## Exercise details
Everything from the line that holds "Serialize everything readable" through the end of the data below should be output exactly, both ends included.

## Extracted entries
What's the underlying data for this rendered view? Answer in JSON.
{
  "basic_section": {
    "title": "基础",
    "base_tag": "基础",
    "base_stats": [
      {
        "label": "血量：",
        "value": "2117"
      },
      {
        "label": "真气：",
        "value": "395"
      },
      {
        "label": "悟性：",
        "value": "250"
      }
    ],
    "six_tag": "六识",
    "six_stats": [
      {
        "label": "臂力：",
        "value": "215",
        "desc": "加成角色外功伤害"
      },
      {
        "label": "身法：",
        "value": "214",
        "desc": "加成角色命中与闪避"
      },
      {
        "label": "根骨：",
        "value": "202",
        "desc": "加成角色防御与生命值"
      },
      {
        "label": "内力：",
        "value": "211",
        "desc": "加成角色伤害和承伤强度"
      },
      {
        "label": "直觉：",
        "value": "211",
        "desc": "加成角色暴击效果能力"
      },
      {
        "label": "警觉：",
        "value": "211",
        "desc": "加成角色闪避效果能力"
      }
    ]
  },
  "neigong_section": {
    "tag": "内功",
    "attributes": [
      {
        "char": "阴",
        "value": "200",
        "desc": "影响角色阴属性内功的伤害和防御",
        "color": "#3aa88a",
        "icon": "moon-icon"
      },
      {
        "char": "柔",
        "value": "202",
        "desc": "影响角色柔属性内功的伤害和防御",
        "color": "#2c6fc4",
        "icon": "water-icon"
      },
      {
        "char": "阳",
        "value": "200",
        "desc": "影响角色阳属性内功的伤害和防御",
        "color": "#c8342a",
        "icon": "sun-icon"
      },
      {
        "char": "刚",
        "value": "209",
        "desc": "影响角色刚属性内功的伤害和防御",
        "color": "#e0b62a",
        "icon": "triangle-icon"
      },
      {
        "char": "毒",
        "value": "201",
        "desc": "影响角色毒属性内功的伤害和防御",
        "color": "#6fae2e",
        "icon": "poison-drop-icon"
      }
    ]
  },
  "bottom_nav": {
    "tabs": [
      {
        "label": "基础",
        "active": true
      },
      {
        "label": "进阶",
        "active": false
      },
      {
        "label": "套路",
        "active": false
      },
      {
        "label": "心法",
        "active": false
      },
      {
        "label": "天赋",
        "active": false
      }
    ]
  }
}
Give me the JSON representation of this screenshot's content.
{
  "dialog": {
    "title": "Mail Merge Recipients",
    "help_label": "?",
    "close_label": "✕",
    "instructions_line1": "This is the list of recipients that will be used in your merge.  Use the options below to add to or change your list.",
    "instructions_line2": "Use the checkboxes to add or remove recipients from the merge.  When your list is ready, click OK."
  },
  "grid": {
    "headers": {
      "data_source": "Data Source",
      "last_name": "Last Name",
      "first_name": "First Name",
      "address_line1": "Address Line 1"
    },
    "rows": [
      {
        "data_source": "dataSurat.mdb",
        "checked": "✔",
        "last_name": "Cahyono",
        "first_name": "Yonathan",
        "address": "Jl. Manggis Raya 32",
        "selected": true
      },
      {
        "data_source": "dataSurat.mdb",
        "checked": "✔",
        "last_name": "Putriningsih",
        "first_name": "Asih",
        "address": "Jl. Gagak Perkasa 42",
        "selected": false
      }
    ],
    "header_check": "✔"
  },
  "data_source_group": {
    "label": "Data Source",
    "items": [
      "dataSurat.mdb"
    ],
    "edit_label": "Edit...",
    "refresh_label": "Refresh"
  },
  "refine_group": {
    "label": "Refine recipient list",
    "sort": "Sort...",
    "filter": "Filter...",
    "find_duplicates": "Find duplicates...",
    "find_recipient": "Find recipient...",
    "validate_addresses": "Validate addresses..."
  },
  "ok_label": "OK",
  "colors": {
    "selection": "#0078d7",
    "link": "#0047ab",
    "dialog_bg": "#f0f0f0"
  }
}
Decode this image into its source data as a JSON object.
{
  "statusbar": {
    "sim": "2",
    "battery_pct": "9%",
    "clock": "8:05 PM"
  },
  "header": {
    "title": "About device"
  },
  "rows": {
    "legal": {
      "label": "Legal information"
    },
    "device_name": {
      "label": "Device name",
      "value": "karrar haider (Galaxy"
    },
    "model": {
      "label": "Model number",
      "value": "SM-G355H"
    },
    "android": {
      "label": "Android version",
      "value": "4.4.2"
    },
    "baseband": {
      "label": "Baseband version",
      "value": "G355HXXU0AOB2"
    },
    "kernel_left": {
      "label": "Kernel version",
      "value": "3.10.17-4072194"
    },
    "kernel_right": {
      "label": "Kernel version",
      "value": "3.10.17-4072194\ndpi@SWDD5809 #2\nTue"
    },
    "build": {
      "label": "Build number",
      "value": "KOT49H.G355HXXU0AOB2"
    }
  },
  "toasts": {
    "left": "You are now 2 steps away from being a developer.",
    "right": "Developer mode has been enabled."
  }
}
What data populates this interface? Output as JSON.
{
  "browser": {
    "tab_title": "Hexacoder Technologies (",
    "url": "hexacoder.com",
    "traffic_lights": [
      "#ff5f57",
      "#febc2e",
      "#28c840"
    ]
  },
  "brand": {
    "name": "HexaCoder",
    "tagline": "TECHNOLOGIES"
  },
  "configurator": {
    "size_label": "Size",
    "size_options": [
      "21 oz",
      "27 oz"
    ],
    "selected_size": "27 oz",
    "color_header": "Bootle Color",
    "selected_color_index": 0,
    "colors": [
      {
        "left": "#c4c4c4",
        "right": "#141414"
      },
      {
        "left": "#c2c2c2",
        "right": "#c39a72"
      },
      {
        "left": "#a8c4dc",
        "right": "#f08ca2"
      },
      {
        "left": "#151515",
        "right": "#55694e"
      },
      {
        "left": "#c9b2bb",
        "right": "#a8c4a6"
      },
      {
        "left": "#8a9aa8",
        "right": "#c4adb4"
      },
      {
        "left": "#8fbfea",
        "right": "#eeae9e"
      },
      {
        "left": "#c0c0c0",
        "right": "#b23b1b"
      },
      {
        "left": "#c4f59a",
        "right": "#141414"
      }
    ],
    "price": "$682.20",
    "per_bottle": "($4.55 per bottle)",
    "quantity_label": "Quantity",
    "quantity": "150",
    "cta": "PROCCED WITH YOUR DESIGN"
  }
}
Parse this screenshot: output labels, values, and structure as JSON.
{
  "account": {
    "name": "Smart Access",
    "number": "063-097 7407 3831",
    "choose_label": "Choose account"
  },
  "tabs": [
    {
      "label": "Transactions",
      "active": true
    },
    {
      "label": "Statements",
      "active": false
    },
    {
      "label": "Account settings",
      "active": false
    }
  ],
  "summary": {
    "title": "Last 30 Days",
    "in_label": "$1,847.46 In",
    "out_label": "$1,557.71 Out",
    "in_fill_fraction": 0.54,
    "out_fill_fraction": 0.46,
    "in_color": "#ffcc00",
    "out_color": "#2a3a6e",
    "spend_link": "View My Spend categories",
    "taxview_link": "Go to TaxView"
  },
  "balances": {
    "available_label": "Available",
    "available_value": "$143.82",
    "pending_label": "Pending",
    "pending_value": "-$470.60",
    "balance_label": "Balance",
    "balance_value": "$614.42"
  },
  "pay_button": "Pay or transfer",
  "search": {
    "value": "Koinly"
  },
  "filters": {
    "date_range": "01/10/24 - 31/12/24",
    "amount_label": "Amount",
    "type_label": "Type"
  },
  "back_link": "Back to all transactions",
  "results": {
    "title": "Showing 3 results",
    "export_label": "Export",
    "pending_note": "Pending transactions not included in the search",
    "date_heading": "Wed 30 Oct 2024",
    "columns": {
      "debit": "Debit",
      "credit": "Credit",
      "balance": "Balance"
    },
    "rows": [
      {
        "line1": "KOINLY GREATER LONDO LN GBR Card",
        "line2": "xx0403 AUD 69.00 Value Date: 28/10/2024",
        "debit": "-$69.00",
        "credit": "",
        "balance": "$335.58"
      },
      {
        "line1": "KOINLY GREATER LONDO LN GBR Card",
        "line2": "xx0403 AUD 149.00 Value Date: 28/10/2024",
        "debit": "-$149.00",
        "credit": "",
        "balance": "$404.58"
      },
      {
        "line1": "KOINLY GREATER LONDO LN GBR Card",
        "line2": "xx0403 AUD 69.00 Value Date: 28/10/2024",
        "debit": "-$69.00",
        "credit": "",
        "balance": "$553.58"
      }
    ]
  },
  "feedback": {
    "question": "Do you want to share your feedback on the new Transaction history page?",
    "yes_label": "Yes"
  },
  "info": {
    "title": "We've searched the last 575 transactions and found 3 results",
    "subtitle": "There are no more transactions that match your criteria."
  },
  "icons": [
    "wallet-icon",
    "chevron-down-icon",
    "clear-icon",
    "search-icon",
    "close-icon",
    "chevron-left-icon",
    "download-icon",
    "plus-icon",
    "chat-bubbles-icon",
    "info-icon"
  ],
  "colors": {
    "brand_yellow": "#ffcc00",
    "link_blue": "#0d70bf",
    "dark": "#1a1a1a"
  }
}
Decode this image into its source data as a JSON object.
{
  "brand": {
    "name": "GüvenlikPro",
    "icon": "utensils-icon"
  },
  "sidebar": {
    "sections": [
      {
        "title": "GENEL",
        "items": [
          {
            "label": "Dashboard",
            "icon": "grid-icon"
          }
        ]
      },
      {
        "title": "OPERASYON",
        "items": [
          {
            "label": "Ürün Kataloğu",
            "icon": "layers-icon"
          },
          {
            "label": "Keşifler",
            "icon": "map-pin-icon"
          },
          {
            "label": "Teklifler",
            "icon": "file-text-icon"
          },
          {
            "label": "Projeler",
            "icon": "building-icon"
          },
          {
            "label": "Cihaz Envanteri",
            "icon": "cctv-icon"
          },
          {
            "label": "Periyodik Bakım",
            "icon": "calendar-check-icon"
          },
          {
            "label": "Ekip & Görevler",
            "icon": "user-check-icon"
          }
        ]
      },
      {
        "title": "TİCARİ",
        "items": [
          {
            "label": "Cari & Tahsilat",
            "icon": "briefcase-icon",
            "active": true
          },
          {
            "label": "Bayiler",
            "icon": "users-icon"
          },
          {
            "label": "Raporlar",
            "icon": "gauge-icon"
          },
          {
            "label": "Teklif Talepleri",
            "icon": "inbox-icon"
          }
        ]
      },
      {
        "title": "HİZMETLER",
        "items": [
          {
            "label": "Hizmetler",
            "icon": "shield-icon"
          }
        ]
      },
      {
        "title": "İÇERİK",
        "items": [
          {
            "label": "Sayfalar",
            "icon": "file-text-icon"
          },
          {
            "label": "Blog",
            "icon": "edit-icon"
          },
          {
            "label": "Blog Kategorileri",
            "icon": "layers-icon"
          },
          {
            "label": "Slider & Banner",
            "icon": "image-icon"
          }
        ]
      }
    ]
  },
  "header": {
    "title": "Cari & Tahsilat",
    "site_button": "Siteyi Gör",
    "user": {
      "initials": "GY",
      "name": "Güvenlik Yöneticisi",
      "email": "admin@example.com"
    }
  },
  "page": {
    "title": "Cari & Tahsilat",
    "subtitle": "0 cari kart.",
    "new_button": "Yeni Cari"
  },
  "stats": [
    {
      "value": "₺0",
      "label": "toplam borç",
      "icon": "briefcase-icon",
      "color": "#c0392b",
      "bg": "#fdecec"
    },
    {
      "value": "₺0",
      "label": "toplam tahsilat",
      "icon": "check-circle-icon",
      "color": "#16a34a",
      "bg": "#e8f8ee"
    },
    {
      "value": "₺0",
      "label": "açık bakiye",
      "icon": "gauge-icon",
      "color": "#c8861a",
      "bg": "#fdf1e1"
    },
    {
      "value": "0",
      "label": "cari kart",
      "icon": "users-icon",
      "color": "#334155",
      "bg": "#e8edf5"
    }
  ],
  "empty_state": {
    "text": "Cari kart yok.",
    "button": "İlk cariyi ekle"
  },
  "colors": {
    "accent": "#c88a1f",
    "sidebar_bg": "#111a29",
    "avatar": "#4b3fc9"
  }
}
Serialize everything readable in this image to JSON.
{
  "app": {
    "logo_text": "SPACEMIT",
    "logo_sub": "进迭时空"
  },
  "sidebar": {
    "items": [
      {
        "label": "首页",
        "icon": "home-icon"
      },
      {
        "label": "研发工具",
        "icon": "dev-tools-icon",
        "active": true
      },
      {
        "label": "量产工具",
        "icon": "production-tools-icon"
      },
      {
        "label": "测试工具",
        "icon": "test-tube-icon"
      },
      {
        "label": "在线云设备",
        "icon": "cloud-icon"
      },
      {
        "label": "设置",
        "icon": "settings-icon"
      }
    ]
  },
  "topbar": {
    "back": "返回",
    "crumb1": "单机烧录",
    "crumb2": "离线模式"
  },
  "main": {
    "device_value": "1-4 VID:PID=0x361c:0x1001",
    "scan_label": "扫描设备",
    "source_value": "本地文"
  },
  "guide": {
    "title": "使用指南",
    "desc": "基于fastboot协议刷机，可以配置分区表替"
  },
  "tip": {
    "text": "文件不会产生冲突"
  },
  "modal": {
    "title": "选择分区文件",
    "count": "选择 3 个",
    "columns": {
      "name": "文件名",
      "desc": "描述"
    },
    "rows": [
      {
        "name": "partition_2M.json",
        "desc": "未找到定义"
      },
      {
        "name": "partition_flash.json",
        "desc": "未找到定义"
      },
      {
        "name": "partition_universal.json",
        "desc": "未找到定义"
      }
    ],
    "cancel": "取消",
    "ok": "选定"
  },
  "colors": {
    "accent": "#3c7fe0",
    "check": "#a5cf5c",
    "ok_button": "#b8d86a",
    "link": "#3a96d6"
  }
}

## Exercise answer
Serialize everything readable in this image to JSON.
{
  "app": {
    "logo_text": "SPACEMIT",
    "logo_sub": "进迭时空"
  },
  "sidebar": {
    "items": [
      {
        "label": "首页",
        "icon": "home-icon"
      },
      {
        "label": "研发工具",
        "icon": "dev-tools-icon",
        "active": true
      },
      {
        "label": "量产工具",
        "icon": "production-tools-icon"
      },
      {
        "label": "测试工具",
        "icon": "test-tube-icon"
      },
      {
        "label": "在线云设备",
        "icon": "cloud-icon"
      },
      {
        "label": "设置",
        "icon": "settings-icon"
      }
    ]
  },
  "topbar": {
    "back": "返回",
    "crumb1": "单机烧录",
    "crumb2": "离线模式"
  },
  "main": {
    "device_value": "1-4 VID:PID=0x361c:0x1001",
    "scan_label": "扫描设备",
    "source_value": "本地文"
  },
  "guide": {
    "title": "使用指南",
    "desc": "基于fastboot协议刷机，可以配置分区表替"
  },
  "tip": {
    "text": "文件不会产生冲突"
  },
  "modal": {
    "title": "选择分区文件",
    "count": "选择 3 个",
    "columns": {
      "name": "文件名",
      "desc": "描述"
    },
    "rows": [
      {
        "name": "partition_2M.json",
        "desc": "未找到定义"
      },
      {
        "name": "partition_flash.json",
        "desc": "未找到定义"
      },
      {
        "name": "partition_universal.json",
        "desc": "未找到定义"
      }
    ],
    "cancel": "取消",
    "ok": "选定"
  },
  "colors": {
    "accent": "#3c7fe0",
    "check": "#a5cf5c",
    "ok_button": "#b8d86a",
    "link": "#3a96d6"
  }
}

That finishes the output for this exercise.